Transcribe the records exactly. Pictures do not belong in the transcription.

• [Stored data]
◇ ◇ ◇ ◇ ◇

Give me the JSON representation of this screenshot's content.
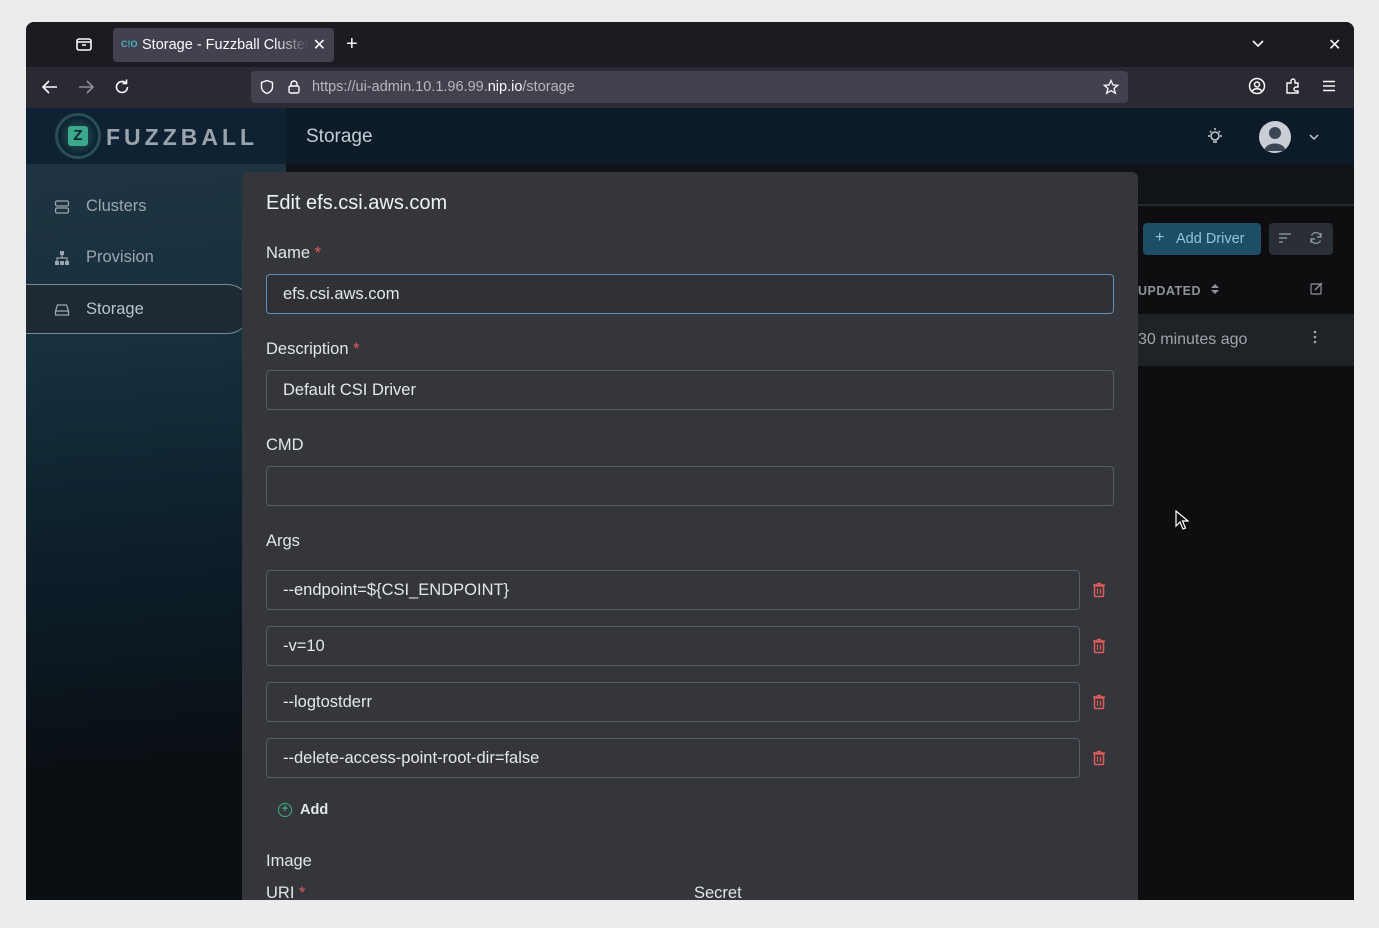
{
  "browser": {
    "tab_title": "Storage - Fuzzball Cluster",
    "tab_favicon": "C!O",
    "new_tab": "+",
    "close_tab": "✕",
    "close_window": "✕",
    "url_prefix": "https://ui-admin.10.1.96.99.",
    "url_host": "nip.io",
    "url_path": "/storage"
  },
  "app": {
    "logo": "FUZZBALL",
    "logo_letter": "Z",
    "page_title": "Storage"
  },
  "sidebar": {
    "items": [
      {
        "label": "Clusters",
        "icon": "server-icon"
      },
      {
        "label": "Provision",
        "icon": "sitemap-icon"
      },
      {
        "label": "Storage",
        "icon": "storage-icon"
      }
    ]
  },
  "background_page": {
    "add_driver_label": "Add Driver",
    "add_driver_icon": "+",
    "column_updated": "UPDATED",
    "row_updated": "30 minutes ago"
  },
  "modal": {
    "title": "Edit efs.csi.aws.com",
    "required_mark": "*",
    "name_label": "Name",
    "name_value": "efs.csi.aws.com",
    "description_label": "Description",
    "description_value": "Default CSI Driver",
    "cmd_label": "CMD",
    "cmd_value": "",
    "args_label": "Args",
    "args": [
      "--endpoint=${CSI_ENDPOINT}",
      "-v=10",
      "--logtostderr",
      "--delete-access-point-root-dir=false"
    ],
    "add_label": "Add",
    "add_icon": "+",
    "image_label": "Image",
    "uri_label": "URI",
    "secret_label": "Secret"
  }
}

◇ ◇ ◇ ◇ ◇

• [Output]
Give me the JSON representation of this screenshot's content.
{
  "browser": {
    "tab_title": "Storage - Fuzzball Cluster",
    "tab_favicon": "C!O",
    "new_tab": "+",
    "close_tab": "✕",
    "close_window": "✕",
    "url_prefix": "https://ui-admin.10.1.96.99.",
    "url_host": "nip.io",
    "url_path": "/storage"
  },
  "app": {
    "logo": "FUZZBALL",
    "logo_letter": "Z",
    "page_title": "Storage"
  },
  "sidebar": {
    "items": [
      {
        "label": "Clusters",
        "icon": "server-icon"
      },
      {
        "label": "Provision",
        "icon": "sitemap-icon"
      },
      {
        "label": "Storage",
        "icon": "storage-icon"
      }
    ]
  },
  "background_page": {
    "add_driver_label": "Add Driver",
    "add_driver_icon": "+",
    "column_updated": "UPDATED",
    "row_updated": "30 minutes ago"
  },
  "modal": {
    "title": "Edit efs.csi.aws.com",
    "required_mark": "*",
    "name_label": "Name",
    "name_value": "efs.csi.aws.com",
    "description_label": "Description",
    "description_value": "Default CSI Driver",
    "cmd_label": "CMD",
    "cmd_value": "",
    "args_label": "Args",
    "args": [
      "--endpoint=${CSI_ENDPOINT}",
      "-v=10",
      "--logtostderr",
      "--delete-access-point-root-dir=false"
    ],
    "add_label": "Add",
    "add_icon": "+",
    "image_label": "Image",
    "uri_label": "URI",
    "secret_label": "Secret"
  }
}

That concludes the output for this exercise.